§ WRITTEN EXERCISE:
Copy out the listing in full, exactly as written, but not its pictures.

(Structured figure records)
▽

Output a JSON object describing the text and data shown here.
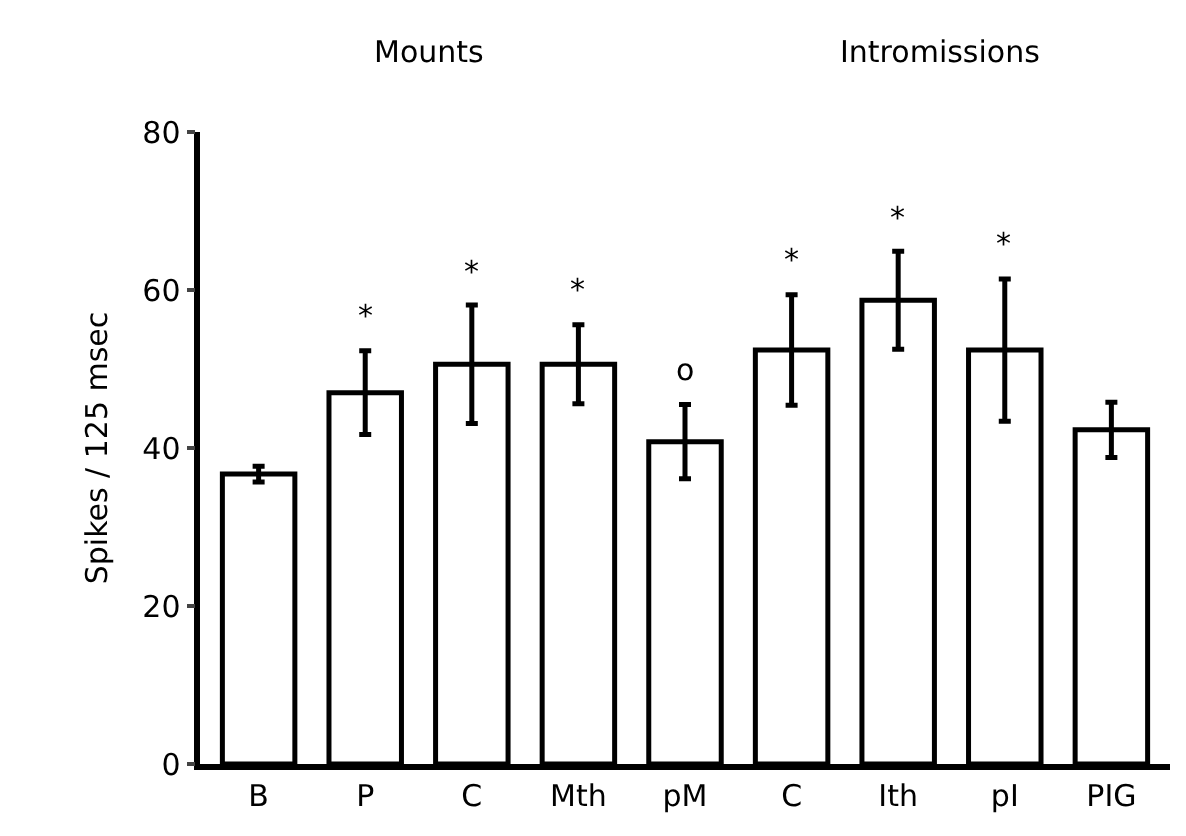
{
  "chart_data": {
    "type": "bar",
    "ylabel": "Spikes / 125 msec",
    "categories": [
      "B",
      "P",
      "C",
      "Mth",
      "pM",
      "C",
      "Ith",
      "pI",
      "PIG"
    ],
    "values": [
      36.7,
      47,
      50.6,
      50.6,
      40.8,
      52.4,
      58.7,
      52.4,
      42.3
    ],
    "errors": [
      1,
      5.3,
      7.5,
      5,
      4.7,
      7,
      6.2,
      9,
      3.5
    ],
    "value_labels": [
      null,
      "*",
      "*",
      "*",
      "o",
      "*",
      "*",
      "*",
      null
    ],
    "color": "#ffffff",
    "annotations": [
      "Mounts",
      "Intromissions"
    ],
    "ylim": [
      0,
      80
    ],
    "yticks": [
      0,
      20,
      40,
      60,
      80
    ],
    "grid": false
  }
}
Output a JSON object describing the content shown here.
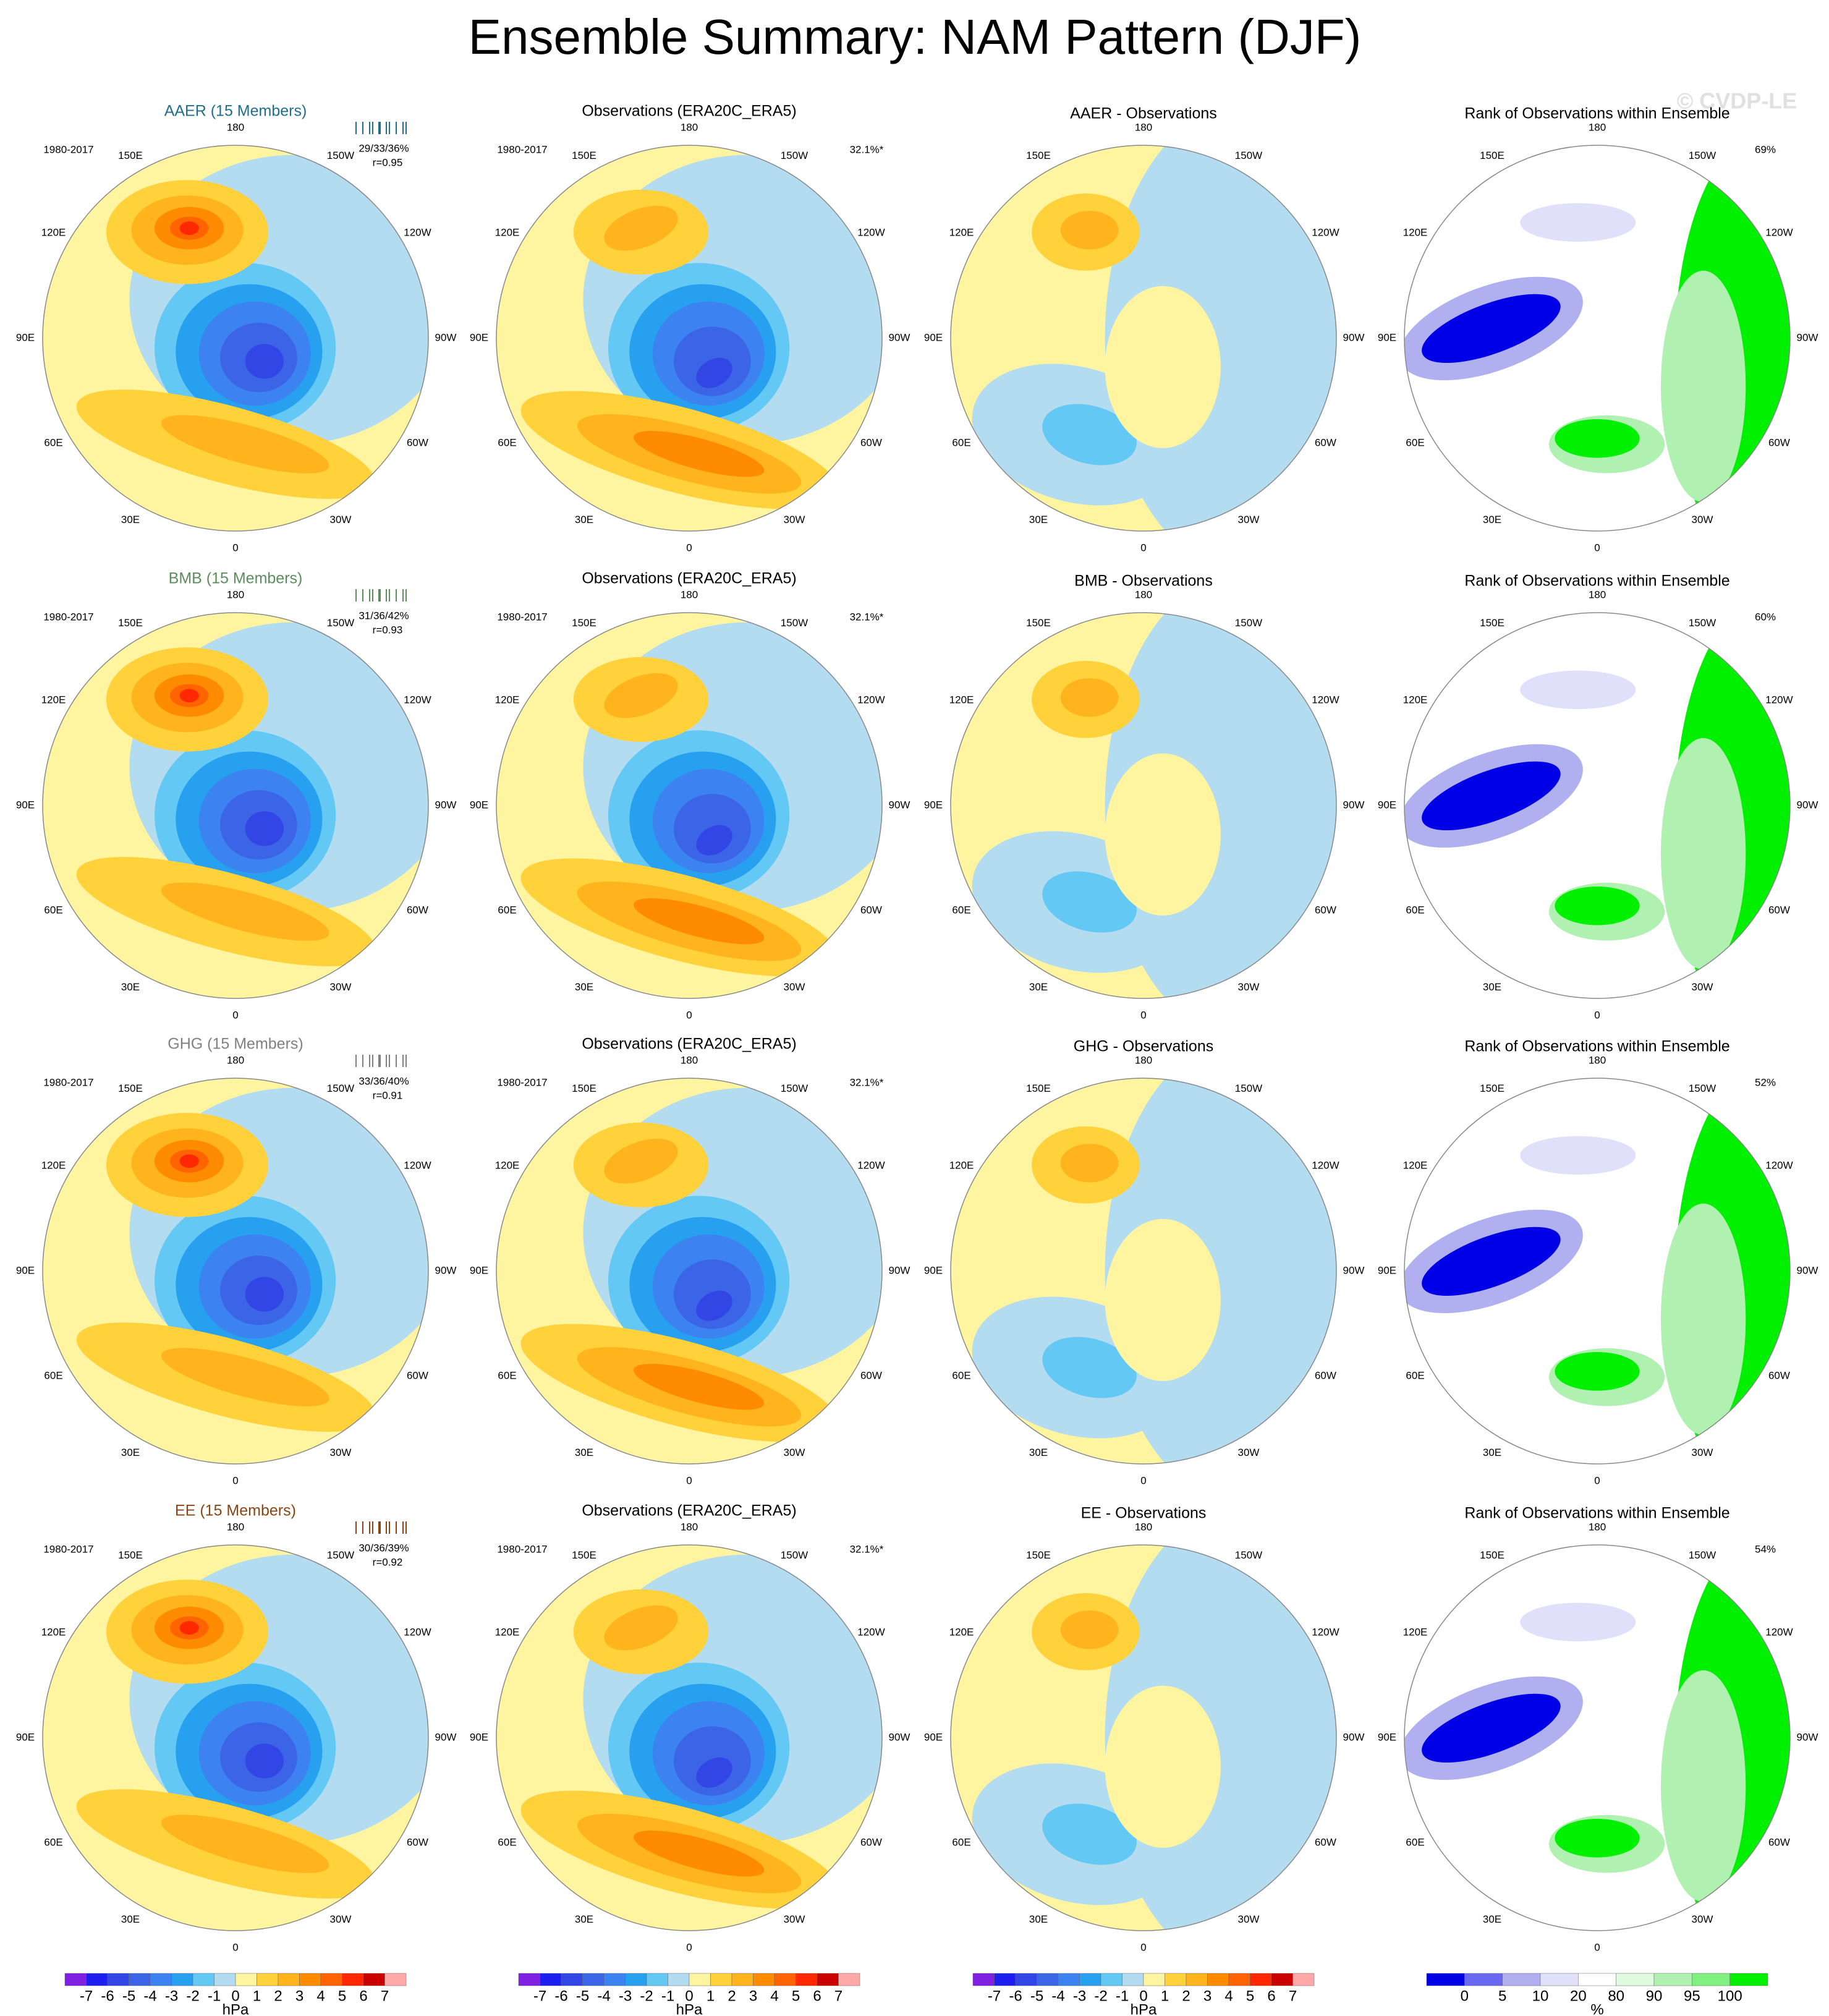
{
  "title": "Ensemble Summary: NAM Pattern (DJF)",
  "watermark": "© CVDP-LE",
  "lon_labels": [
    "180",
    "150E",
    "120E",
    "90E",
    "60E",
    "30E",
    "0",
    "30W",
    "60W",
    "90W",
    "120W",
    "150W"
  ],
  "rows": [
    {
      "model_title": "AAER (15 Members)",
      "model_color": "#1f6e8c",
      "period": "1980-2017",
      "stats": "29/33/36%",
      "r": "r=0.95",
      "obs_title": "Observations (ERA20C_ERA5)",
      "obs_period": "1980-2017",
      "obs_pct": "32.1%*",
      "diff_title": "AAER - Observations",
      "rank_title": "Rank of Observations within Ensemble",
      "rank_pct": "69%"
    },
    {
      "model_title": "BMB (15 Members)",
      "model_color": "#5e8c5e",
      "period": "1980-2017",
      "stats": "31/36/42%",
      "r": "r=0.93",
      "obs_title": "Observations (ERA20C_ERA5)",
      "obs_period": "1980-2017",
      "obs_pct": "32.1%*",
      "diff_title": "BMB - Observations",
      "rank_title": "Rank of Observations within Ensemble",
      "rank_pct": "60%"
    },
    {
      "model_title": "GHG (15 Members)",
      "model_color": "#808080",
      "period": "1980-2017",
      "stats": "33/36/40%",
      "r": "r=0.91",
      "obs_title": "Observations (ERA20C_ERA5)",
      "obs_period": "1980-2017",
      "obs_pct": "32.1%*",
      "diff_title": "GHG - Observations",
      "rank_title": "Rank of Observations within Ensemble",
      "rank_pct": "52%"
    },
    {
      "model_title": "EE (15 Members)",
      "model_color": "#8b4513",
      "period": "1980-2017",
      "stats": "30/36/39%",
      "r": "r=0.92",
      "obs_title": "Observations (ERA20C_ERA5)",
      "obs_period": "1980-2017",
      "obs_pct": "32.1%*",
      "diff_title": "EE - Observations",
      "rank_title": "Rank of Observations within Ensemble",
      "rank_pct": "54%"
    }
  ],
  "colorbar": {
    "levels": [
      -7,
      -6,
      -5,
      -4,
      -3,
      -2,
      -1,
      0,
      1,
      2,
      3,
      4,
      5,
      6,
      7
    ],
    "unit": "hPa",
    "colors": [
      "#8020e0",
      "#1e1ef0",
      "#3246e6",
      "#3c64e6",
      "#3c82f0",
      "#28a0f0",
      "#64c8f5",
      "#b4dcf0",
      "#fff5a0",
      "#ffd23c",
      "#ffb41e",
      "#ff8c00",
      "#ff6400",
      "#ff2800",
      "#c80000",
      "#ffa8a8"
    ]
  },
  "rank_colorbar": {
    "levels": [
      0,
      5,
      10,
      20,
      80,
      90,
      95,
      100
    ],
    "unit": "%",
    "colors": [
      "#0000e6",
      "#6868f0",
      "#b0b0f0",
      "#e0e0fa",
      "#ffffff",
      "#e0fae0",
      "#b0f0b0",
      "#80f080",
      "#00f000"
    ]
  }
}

△

§ RESULT BELOW:
Output a JSON object describing the text and data shown here.
{
  "chart_data": {
    "type": "bar",
    "ylabel": "Spikes / 125 msec",
    "categories": [
      "B",
      "P",
      "C",
      "Mth",
      "pM",
      "C",
      "Ith",
      "pI",
      "PIG"
    ],
    "values": [
      36.7,
      47,
      50.6,
      50.6,
      40.8,
      52.4,
      58.7,
      52.4,
      42.3
    ],
    "errors": [
      1,
      5.3,
      7.5,
      5,
      4.7,
      7,
      6.2,
      9,
      3.5
    ],
    "value_labels": [
      null,
      "*",
      "*",
      "*",
      "o",
      "*",
      "*",
      "*",
      null
    ],
    "color": "#ffffff",
    "annotations": [
      "Mounts",
      "Intromissions"
    ],
    "ylim": [
      0,
      80
    ],
    "yticks": [
      0,
      20,
      40,
      60,
      80
    ],
    "grid": false
  }
}
Output a JSON object describing the content shown here.
{
  "title": "Ensemble Summary: NAM Pattern (DJF)",
  "watermark": "© CVDP-LE",
  "lon_labels": [
    "180",
    "150E",
    "120E",
    "90E",
    "60E",
    "30E",
    "0",
    "30W",
    "60W",
    "90W",
    "120W",
    "150W"
  ],
  "rows": [
    {
      "model_title": "AAER (15 Members)",
      "model_color": "#1f6e8c",
      "period": "1980-2017",
      "stats": "29/33/36%",
      "r": "r=0.95",
      "obs_title": "Observations (ERA20C_ERA5)",
      "obs_period": "1980-2017",
      "obs_pct": "32.1%*",
      "diff_title": "AAER - Observations",
      "rank_title": "Rank of Observations within Ensemble",
      "rank_pct": "69%"
    },
    {
      "model_title": "BMB (15 Members)",
      "model_color": "#5e8c5e",
      "period": "1980-2017",
      "stats": "31/36/42%",
      "r": "r=0.93",
      "obs_title": "Observations (ERA20C_ERA5)",
      "obs_period": "1980-2017",
      "obs_pct": "32.1%*",
      "diff_title": "BMB - Observations",
      "rank_title": "Rank of Observations within Ensemble",
      "rank_pct": "60%"
    },
    {
      "model_title": "GHG (15 Members)",
      "model_color": "#808080",
      "period": "1980-2017",
      "stats": "33/36/40%",
      "r": "r=0.91",
      "obs_title": "Observations (ERA20C_ERA5)",
      "obs_period": "1980-2017",
      "obs_pct": "32.1%*",
      "diff_title": "GHG - Observations",
      "rank_title": "Rank of Observations within Ensemble",
      "rank_pct": "52%"
    },
    {
      "model_title": "EE (15 Members)",
      "model_color": "#8b4513",
      "period": "1980-2017",
      "stats": "30/36/39%",
      "r": "r=0.92",
      "obs_title": "Observations (ERA20C_ERA5)",
      "obs_period": "1980-2017",
      "obs_pct": "32.1%*",
      "diff_title": "EE - Observations",
      "rank_title": "Rank of Observations within Ensemble",
      "rank_pct": "54%"
    }
  ],
  "colorbar": {
    "levels": [
      -7,
      -6,
      -5,
      -4,
      -3,
      -2,
      -1,
      0,
      1,
      2,
      3,
      4,
      5,
      6,
      7
    ],
    "unit": "hPa",
    "colors": [
      "#8020e0",
      "#1e1ef0",
      "#3246e6",
      "#3c64e6",
      "#3c82f0",
      "#28a0f0",
      "#64c8f5",
      "#b4dcf0",
      "#fff5a0",
      "#ffd23c",
      "#ffb41e",
      "#ff8c00",
      "#ff6400",
      "#ff2800",
      "#c80000",
      "#ffa8a8"
    ]
  },
  "rank_colorbar": {
    "levels": [
      0,
      5,
      10,
      20,
      80,
      90,
      95,
      100
    ],
    "unit": "%",
    "colors": [
      "#0000e6",
      "#6868f0",
      "#b0b0f0",
      "#e0e0fa",
      "#ffffff",
      "#e0fae0",
      "#b0f0b0",
      "#80f080",
      "#00f000"
    ]
  }
}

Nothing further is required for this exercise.